▶ [Information provided]:

>> start

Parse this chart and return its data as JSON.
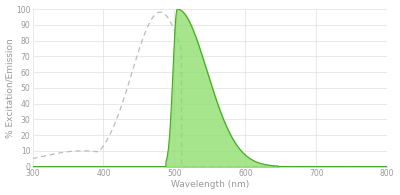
{
  "title": "",
  "xlabel": "Wavelength (nm)",
  "ylabel": "% Excitation/Emission",
  "xlim": [
    300,
    800
  ],
  "ylim": [
    0,
    100
  ],
  "xticks": [
    300,
    400,
    500,
    600,
    700,
    800
  ],
  "yticks": [
    0,
    10,
    20,
    30,
    40,
    50,
    60,
    70,
    80,
    90,
    100
  ],
  "excitation_color": "#bbbbbb",
  "emission_fill_color": "#88dd66",
  "emission_line_color": "#44aa22",
  "background_color": "#ffffff",
  "grid_color": "#e0e0e0",
  "label_fontsize": 6.5,
  "tick_fontsize": 5.5,
  "excitation_peak_nm": 480,
  "emission_peak_nm": 504
}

>> end

▶ [Stated problem]:
Repeat each entry exactly. Pictures do not belong in the copy.

▶ [Expected answer]:
Parse this chart and return its data as JSON.
{
  "title": "",
  "xlabel": "Wavelength (nm)",
  "ylabel": "% Excitation/Emission",
  "xlim": [
    300,
    800
  ],
  "ylim": [
    0,
    100
  ],
  "xticks": [
    300,
    400,
    500,
    600,
    700,
    800
  ],
  "yticks": [
    0,
    10,
    20,
    30,
    40,
    50,
    60,
    70,
    80,
    90,
    100
  ],
  "excitation_color": "#bbbbbb",
  "emission_fill_color": "#88dd66",
  "emission_line_color": "#44aa22",
  "background_color": "#ffffff",
  "grid_color": "#e0e0e0",
  "label_fontsize": 6.5,
  "tick_fontsize": 5.5,
  "excitation_peak_nm": 480,
  "emission_peak_nm": 504
}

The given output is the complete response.